Repeat the material verbatim. Images are excluded from the copy.

• Records contained in a dataset
════

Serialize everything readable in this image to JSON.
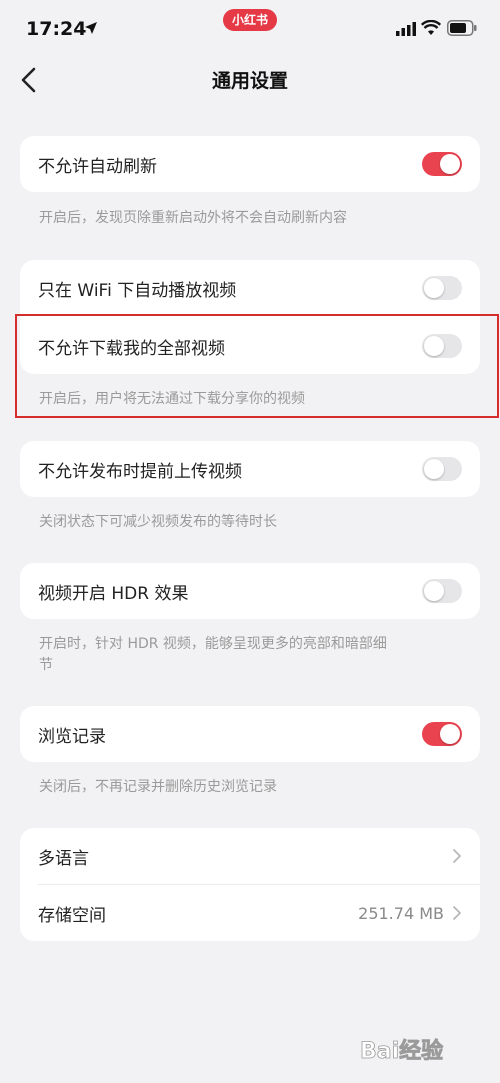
{
  "status_bar": {
    "time": "17:24",
    "app_badge": "小红书"
  },
  "nav": {
    "title": "通用设置"
  },
  "settings": {
    "auto_refresh": {
      "label": "不允许自动刷新",
      "enabled": true,
      "description": "开启后，发现页除重新启动外将不会自动刷新内容"
    },
    "wifi_autoplay": {
      "label": "只在 WiFi 下自动播放视频",
      "enabled": false
    },
    "no_download": {
      "label": "不允许下载我的全部视频",
      "enabled": false,
      "description": "开启后，用户将无法通过下载分享你的视频"
    },
    "preupload": {
      "label": "不允许发布时提前上传视频",
      "enabled": false,
      "description": "关闭状态下可减少视频发布的等待时长"
    },
    "hdr": {
      "label": "视频开启 HDR 效果",
      "enabled": false,
      "description_line1": "开启时，针对 HDR 视频，能够呈现更多的亮部和暗部细",
      "description_line2": "节"
    },
    "history": {
      "label": "浏览记录",
      "enabled": true,
      "description": "关闭后，不再记录并删除历史浏览记录"
    },
    "language": {
      "label": "多语言"
    },
    "storage": {
      "label": "存储空间",
      "value": "251.74 MB"
    }
  },
  "colors": {
    "accent": "#e94350",
    "toggle_off": "#e6e6e8",
    "highlight_border": "#d52c2c",
    "background": "#f2f2f4"
  },
  "watermark": {
    "text": "Bai经验"
  }
}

════

• Output below
Serialize everything readable in this image to JSON.
{
  "status_bar": {
    "time": "17:24",
    "app_badge": "小红书"
  },
  "nav": {
    "title": "通用设置"
  },
  "settings": {
    "auto_refresh": {
      "label": "不允许自动刷新",
      "enabled": true,
      "description": "开启后，发现页除重新启动外将不会自动刷新内容"
    },
    "wifi_autoplay": {
      "label": "只在 WiFi 下自动播放视频",
      "enabled": false
    },
    "no_download": {
      "label": "不允许下载我的全部视频",
      "enabled": false,
      "description": "开启后，用户将无法通过下载分享你的视频"
    },
    "preupload": {
      "label": "不允许发布时提前上传视频",
      "enabled": false,
      "description": "关闭状态下可减少视频发布的等待时长"
    },
    "hdr": {
      "label": "视频开启 HDR 效果",
      "enabled": false,
      "description_line1": "开启时，针对 HDR 视频，能够呈现更多的亮部和暗部细",
      "description_line2": "节"
    },
    "history": {
      "label": "浏览记录",
      "enabled": true,
      "description": "关闭后，不再记录并删除历史浏览记录"
    },
    "language": {
      "label": "多语言"
    },
    "storage": {
      "label": "存储空间",
      "value": "251.74 MB"
    }
  },
  "colors": {
    "accent": "#e94350",
    "toggle_off": "#e6e6e8",
    "highlight_border": "#d52c2c",
    "background": "#f2f2f4"
  },
  "watermark": {
    "text": "Bai经验"
  }
}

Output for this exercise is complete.